Direction: Exact reproduction is required for all entries.

══ Supplied entries

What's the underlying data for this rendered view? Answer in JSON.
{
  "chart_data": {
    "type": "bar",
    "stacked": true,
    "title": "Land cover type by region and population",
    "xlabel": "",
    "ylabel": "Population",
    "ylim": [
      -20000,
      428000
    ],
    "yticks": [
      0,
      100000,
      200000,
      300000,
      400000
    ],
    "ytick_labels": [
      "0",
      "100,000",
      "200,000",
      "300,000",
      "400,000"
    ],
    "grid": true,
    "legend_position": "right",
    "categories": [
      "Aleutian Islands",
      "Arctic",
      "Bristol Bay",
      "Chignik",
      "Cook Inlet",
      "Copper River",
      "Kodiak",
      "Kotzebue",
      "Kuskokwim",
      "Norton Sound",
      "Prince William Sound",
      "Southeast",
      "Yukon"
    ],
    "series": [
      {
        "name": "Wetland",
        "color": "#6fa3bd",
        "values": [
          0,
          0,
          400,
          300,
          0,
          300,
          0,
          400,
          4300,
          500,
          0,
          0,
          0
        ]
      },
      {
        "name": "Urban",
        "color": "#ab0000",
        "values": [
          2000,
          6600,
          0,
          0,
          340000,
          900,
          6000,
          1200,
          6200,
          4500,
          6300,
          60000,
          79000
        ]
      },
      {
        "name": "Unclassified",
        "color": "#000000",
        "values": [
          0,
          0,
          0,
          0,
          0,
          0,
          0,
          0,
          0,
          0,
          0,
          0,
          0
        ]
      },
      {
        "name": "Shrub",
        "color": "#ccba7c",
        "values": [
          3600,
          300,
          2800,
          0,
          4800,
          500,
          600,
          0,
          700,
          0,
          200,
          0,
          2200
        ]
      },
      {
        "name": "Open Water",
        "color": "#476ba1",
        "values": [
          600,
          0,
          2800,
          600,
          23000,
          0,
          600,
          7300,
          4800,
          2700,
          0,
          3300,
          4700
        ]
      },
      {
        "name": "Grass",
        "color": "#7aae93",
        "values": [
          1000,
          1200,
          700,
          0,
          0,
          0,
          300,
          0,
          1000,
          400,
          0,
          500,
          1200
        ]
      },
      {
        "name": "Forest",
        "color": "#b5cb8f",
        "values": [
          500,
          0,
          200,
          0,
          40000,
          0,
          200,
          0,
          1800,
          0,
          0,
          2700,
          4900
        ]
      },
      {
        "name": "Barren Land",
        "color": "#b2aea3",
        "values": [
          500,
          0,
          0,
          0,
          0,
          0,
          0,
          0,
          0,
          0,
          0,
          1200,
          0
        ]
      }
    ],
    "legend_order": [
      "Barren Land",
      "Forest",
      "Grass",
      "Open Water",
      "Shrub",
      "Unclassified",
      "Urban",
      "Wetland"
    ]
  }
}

════

Full output:
What's the underlying data for this rendered view? Answer in JSON.
{
  "chart_data": {
    "type": "bar",
    "stacked": true,
    "title": "Land cover type by region and population",
    "xlabel": "",
    "ylabel": "Population",
    "ylim": [
      -20000,
      428000
    ],
    "yticks": [
      0,
      100000,
      200000,
      300000,
      400000
    ],
    "ytick_labels": [
      "0",
      "100,000",
      "200,000",
      "300,000",
      "400,000"
    ],
    "grid": true,
    "legend_position": "right",
    "categories": [
      "Aleutian Islands",
      "Arctic",
      "Bristol Bay",
      "Chignik",
      "Cook Inlet",
      "Copper River",
      "Kodiak",
      "Kotzebue",
      "Kuskokwim",
      "Norton Sound",
      "Prince William Sound",
      "Southeast",
      "Yukon"
    ],
    "series": [
      {
        "name": "Wetland",
        "color": "#6fa3bd",
        "values": [
          0,
          0,
          400,
          300,
          0,
          300,
          0,
          400,
          4300,
          500,
          0,
          0,
          0
        ]
      },
      {
        "name": "Urban",
        "color": "#ab0000",
        "values": [
          2000,
          6600,
          0,
          0,
          340000,
          900,
          6000,
          1200,
          6200,
          4500,
          6300,
          60000,
          79000
        ]
      },
      {
        "name": "Unclassified",
        "color": "#000000",
        "values": [
          0,
          0,
          0,
          0,
          0,
          0,
          0,
          0,
          0,
          0,
          0,
          0,
          0
        ]
      },
      {
        "name": "Shrub",
        "color": "#ccba7c",
        "values": [
          3600,
          300,
          2800,
          0,
          4800,
          500,
          600,
          0,
          700,
          0,
          200,
          0,
          2200
        ]
      },
      {
        "name": "Open Water",
        "color": "#476ba1",
        "values": [
          600,
          0,
          2800,
          600,
          23000,
          0,
          600,
          7300,
          4800,
          2700,
          0,
          3300,
          4700
        ]
      },
      {
        "name": "Grass",
        "color": "#7aae93",
        "values": [
          1000,
          1200,
          700,
          0,
          0,
          0,
          300,
          0,
          1000,
          400,
          0,
          500,
          1200
        ]
      },
      {
        "name": "Forest",
        "color": "#b5cb8f",
        "values": [
          500,
          0,
          200,
          0,
          40000,
          0,
          200,
          0,
          1800,
          0,
          0,
          2700,
          4900
        ]
      },
      {
        "name": "Barren Land",
        "color": "#b2aea3",
        "values": [
          500,
          0,
          0,
          0,
          0,
          0,
          0,
          0,
          0,
          0,
          0,
          1200,
          0
        ]
      }
    ],
    "legend_order": [
      "Barren Land",
      "Forest",
      "Grass",
      "Open Water",
      "Shrub",
      "Unclassified",
      "Urban",
      "Wetland"
    ]
  }
}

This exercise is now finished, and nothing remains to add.